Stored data
──────────
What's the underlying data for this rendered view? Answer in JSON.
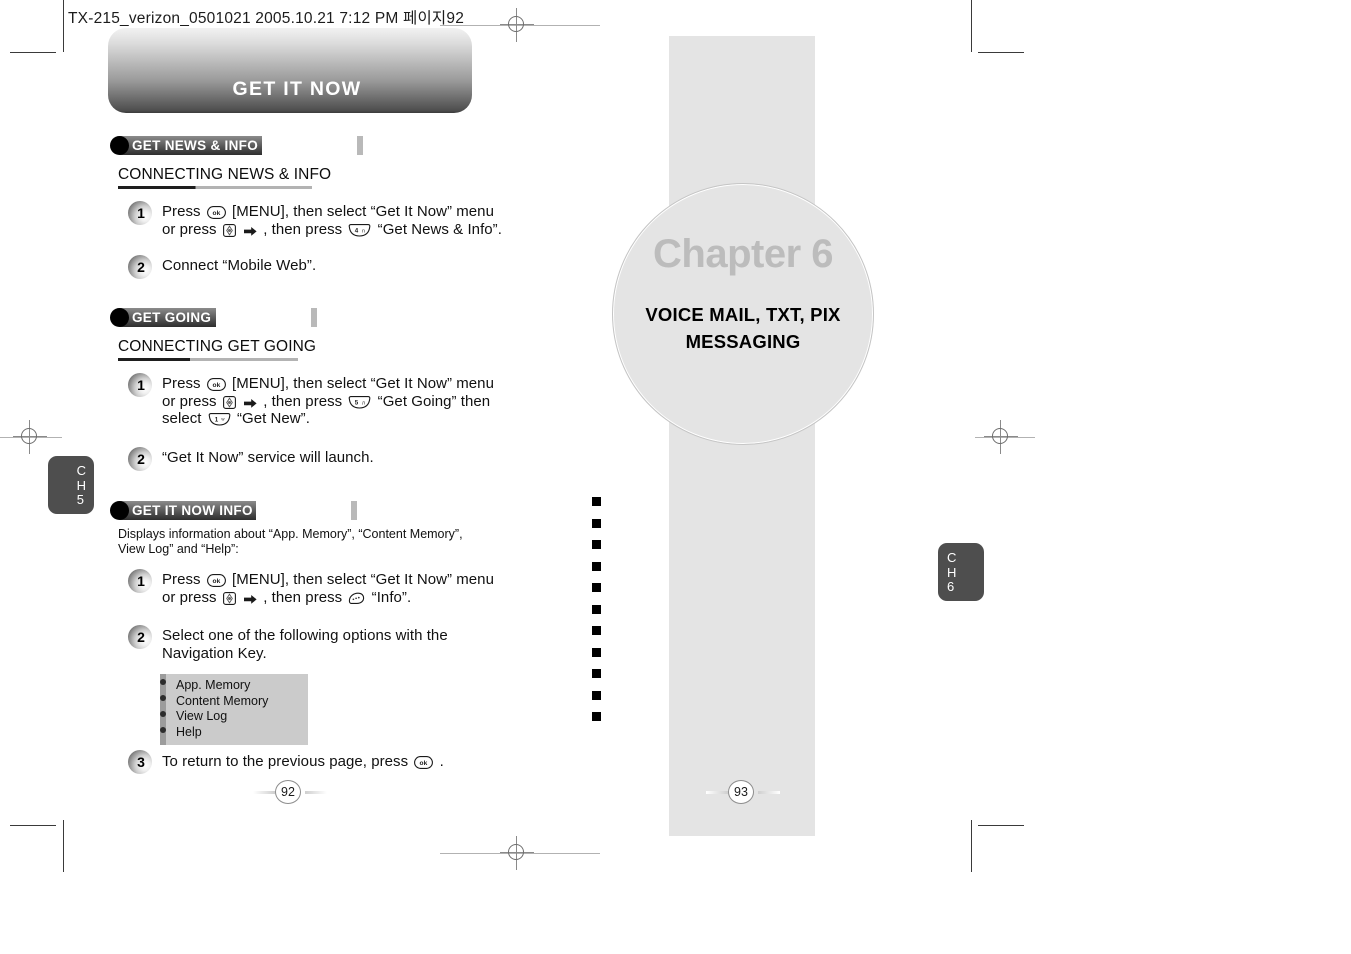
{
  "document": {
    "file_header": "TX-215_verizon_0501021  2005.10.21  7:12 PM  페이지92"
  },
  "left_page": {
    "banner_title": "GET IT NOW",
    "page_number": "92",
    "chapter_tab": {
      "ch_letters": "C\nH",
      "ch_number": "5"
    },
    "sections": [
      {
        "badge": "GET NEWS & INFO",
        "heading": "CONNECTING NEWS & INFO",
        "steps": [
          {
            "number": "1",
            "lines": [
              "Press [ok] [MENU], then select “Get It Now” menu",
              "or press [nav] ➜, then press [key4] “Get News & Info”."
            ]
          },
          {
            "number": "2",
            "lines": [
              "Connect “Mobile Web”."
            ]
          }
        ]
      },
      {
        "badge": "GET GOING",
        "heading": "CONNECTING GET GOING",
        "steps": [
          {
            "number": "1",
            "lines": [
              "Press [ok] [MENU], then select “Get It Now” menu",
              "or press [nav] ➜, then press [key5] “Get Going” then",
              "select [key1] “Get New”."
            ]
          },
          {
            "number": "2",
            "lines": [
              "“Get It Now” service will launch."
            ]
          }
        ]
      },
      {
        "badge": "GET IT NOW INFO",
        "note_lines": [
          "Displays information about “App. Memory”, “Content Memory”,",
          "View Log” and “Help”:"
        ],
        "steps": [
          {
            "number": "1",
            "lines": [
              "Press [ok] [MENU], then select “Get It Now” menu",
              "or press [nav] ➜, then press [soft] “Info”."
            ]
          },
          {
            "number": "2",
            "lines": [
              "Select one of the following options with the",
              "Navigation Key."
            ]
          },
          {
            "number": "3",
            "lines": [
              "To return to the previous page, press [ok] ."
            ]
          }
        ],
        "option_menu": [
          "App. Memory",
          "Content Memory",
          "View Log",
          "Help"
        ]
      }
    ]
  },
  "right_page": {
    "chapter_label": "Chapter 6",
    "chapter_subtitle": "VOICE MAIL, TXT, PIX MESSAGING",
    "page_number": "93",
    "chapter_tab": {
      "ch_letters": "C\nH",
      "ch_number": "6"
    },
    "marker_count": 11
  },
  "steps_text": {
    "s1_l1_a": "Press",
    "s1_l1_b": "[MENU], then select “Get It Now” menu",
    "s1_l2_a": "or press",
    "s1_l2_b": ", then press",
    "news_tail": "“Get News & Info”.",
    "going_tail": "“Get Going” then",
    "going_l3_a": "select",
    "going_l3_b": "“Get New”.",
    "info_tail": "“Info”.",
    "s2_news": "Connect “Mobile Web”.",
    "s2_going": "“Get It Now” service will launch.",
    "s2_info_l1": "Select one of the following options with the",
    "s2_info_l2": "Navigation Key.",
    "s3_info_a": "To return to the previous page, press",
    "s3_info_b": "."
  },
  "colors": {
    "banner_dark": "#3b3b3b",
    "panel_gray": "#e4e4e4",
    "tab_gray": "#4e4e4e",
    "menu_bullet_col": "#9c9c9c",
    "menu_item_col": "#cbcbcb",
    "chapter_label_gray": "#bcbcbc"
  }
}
──────────
Written exercise:
Where a line of the records above holds the word "Navigation", copy that line.

The completed task:
              "Navigation Key."
    "s2_info_l2": "Navigation Key.",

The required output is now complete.